(Aim of the task)
Pull each line holding "Subject" out of the entries below.

(Provided records)
# # #

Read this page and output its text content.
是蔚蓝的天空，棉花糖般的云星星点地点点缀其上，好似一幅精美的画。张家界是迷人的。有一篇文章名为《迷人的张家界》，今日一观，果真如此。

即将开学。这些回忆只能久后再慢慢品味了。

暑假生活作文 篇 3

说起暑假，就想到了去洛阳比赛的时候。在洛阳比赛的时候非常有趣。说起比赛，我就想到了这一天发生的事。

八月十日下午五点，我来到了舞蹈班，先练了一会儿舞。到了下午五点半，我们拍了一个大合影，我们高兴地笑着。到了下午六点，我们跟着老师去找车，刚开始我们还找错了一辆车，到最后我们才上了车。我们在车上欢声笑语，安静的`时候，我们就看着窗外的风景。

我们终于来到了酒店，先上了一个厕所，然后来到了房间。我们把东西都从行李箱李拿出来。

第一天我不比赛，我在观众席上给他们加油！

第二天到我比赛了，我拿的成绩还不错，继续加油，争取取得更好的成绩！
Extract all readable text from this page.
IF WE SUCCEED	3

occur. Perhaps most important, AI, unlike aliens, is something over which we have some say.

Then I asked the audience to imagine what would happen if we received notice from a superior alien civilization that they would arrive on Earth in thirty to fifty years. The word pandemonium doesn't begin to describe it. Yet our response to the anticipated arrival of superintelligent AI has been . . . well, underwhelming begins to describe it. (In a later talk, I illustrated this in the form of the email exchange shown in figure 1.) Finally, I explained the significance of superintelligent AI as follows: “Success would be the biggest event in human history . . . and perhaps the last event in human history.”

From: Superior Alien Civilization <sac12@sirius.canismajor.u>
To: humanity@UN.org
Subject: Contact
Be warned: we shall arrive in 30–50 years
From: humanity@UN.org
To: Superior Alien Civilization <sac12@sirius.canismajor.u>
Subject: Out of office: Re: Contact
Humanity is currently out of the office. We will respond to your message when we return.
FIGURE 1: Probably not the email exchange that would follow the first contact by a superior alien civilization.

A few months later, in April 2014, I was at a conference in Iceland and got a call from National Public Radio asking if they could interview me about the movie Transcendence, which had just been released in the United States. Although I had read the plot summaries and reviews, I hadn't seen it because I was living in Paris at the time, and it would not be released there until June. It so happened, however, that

# # #

(Solution below)
Subject: Contact
Subject: Out of office: Re: Contact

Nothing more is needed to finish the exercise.